Supplied information ->
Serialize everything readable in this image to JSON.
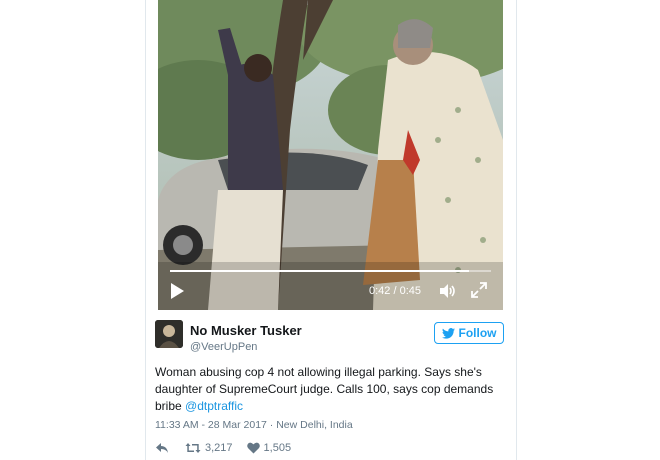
{
  "video": {
    "time": "0:42 / 0:45",
    "progress": 0.93,
    "icons": [
      "play-icon",
      "volume-icon",
      "fullscreen-icon"
    ]
  },
  "author": {
    "name": "No Musker Tusker",
    "handle": "@VeerUpPen"
  },
  "follow_button": {
    "label": "Follow",
    "icon": "twitter-bird-icon",
    "color": "#1da1f2"
  },
  "tweet": {
    "text": "Woman abusing cop 4 not allowing illegal parking. Says she's daughter of SupremeCourt judge. Calls 100, says cop demands bribe",
    "mention": "@dtptraffic",
    "timestamp": "11:33 AM - 28 Mar 2017",
    "separator": "·",
    "location": "New Delhi, India"
  },
  "actions": {
    "retweets": "3,217",
    "likes": "1,505",
    "icons": [
      "reply-icon",
      "retweet-icon",
      "heart-icon"
    ]
  },
  "colors": {
    "link": "#1b95e0",
    "text": "#14171a",
    "muted": "#657786"
  }
}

Exercise goal ->
Using the records above, select and copy every line that has the word "text".

Answer for this exercise ->
    "text": "Woman abusing cop 4 not allowing illegal parking. Says she's daughter of SupremeCourt judge. Calls 100, says cop demands bribe",
    "text": "#14171a",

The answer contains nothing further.